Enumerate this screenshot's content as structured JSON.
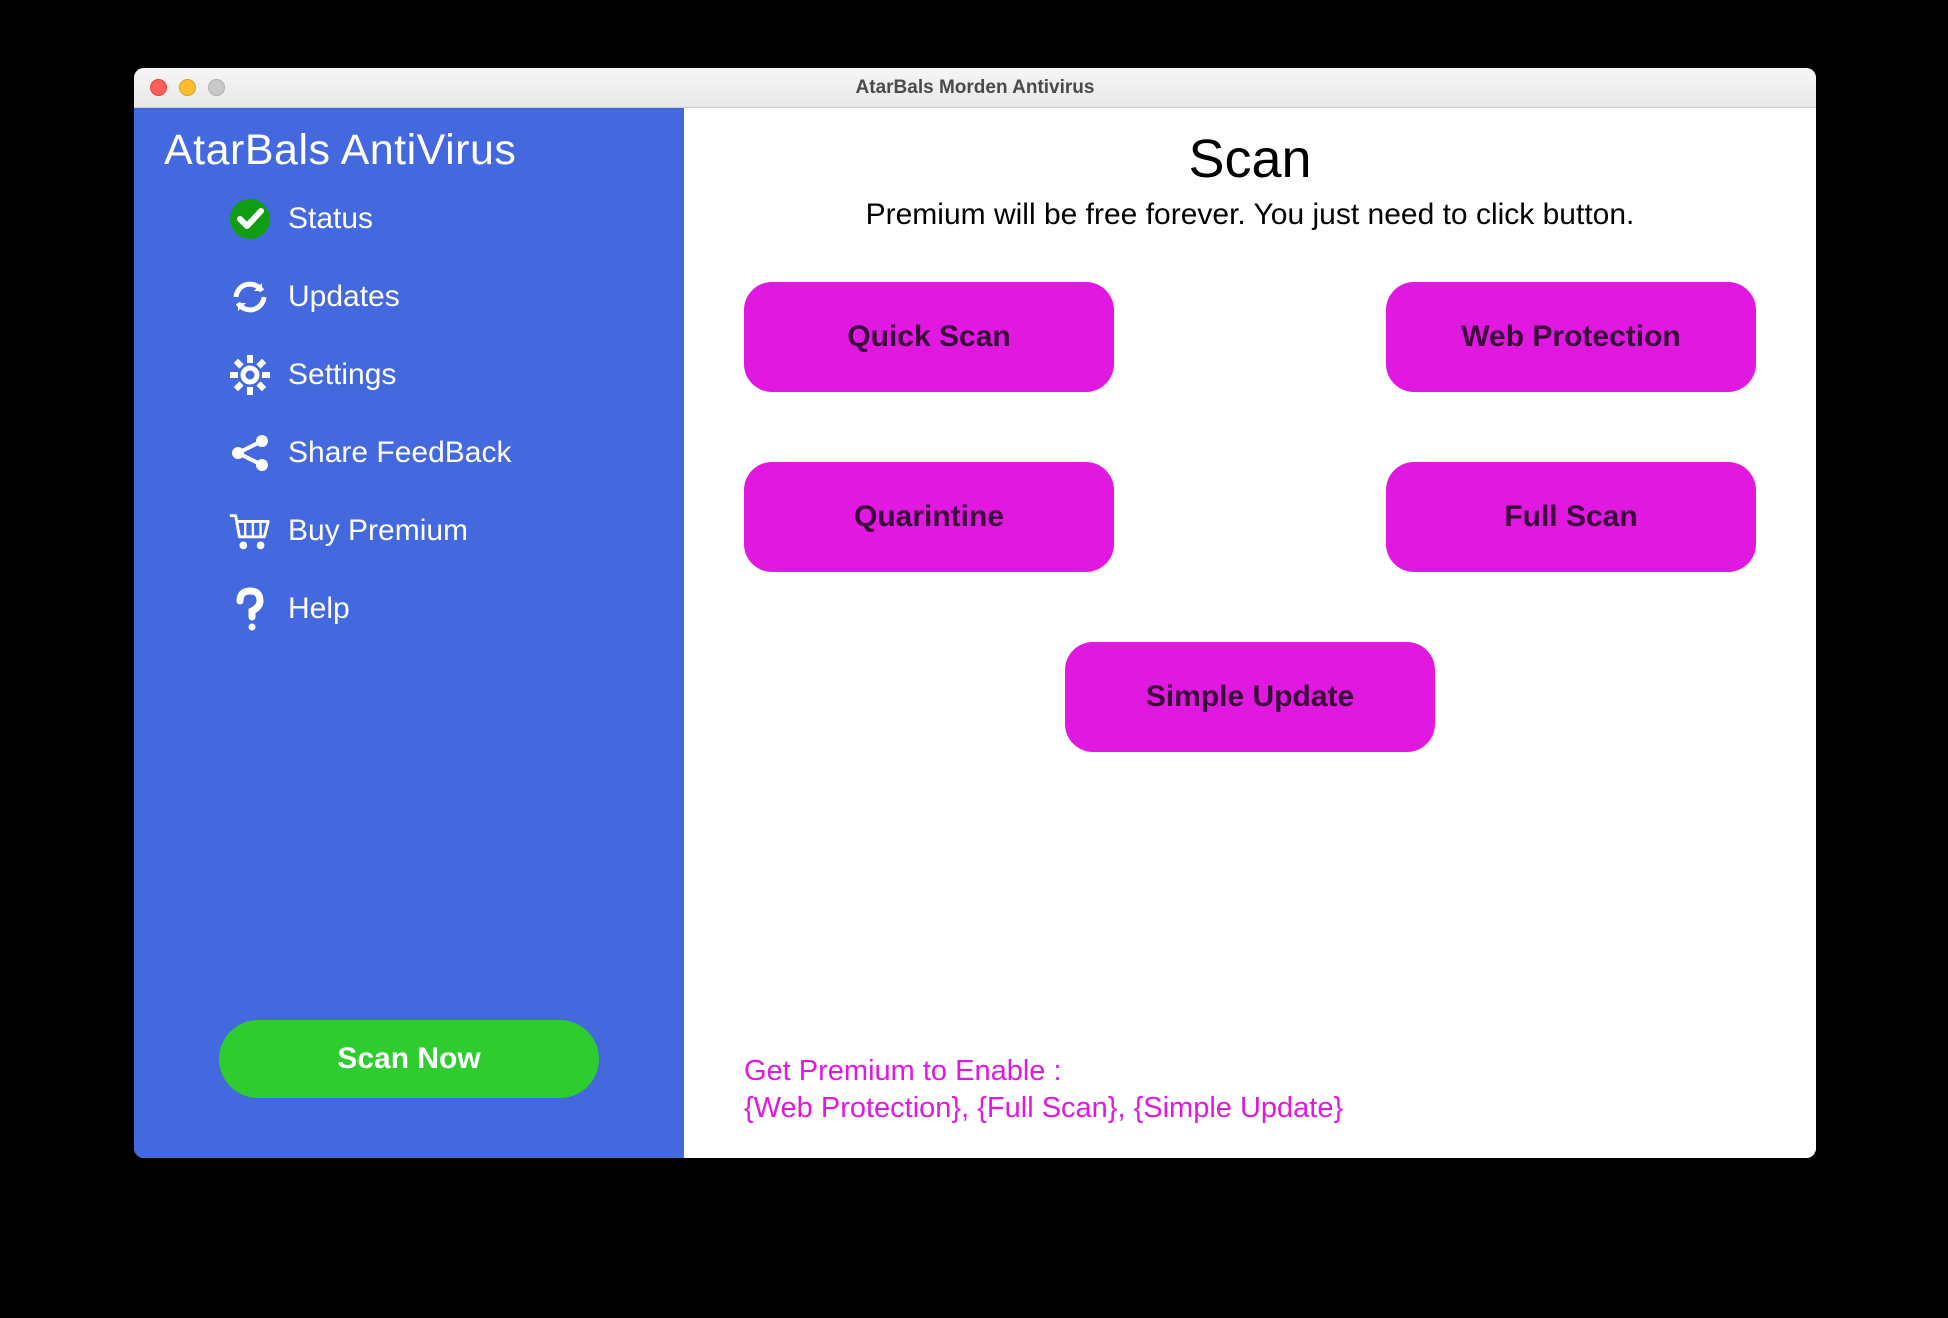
{
  "window": {
    "title": "AtarBals Morden Antivirus"
  },
  "sidebar": {
    "app_title": "AtarBals AntiVirus",
    "items": [
      {
        "label": "Status",
        "icon": "check-circle-icon"
      },
      {
        "label": "Updates",
        "icon": "refresh-icon"
      },
      {
        "label": "Settings",
        "icon": "gear-icon"
      },
      {
        "label": "Share FeedBack",
        "icon": "share-icon"
      },
      {
        "label": "Buy Premium",
        "icon": "cart-icon"
      },
      {
        "label": "Help",
        "icon": "help-icon"
      }
    ],
    "scan_now_label": "Scan Now"
  },
  "main": {
    "title": "Scan",
    "subtitle": "Premium will be free forever. You just need to click button.",
    "buttons": {
      "quick_scan": "Quick Scan",
      "web_protection": "Web Protection",
      "quarantine": "Quarintine",
      "full_scan": "Full Scan",
      "simple_update": "Simple Update"
    },
    "premium_note_line1": "Get Premium to Enable :",
    "premium_note_line2": "{Web Protection}, {Full Scan}, {Simple Update}"
  },
  "colors": {
    "sidebar_bg": "#4468dd",
    "action_btn": "#e018e0",
    "scan_btn": "#2ecc2e"
  }
}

# [What is required]
Omit the pictures and print the listing exactly.

# [Solution to the exercise]
Enumerate this screenshot's content as structured JSON.
{
  "window": {
    "title": "AtarBals Morden Antivirus"
  },
  "sidebar": {
    "app_title": "AtarBals AntiVirus",
    "items": [
      {
        "label": "Status",
        "icon": "check-circle-icon"
      },
      {
        "label": "Updates",
        "icon": "refresh-icon"
      },
      {
        "label": "Settings",
        "icon": "gear-icon"
      },
      {
        "label": "Share FeedBack",
        "icon": "share-icon"
      },
      {
        "label": "Buy Premium",
        "icon": "cart-icon"
      },
      {
        "label": "Help",
        "icon": "help-icon"
      }
    ],
    "scan_now_label": "Scan Now"
  },
  "main": {
    "title": "Scan",
    "subtitle": "Premium will be free forever. You just need to click button.",
    "buttons": {
      "quick_scan": "Quick Scan",
      "web_protection": "Web Protection",
      "quarantine": "Quarintine",
      "full_scan": "Full Scan",
      "simple_update": "Simple Update"
    },
    "premium_note_line1": "Get Premium to Enable :",
    "premium_note_line2": "{Web Protection}, {Full Scan}, {Simple Update}"
  },
  "colors": {
    "sidebar_bg": "#4468dd",
    "action_btn": "#e018e0",
    "scan_btn": "#2ecc2e"
  }
}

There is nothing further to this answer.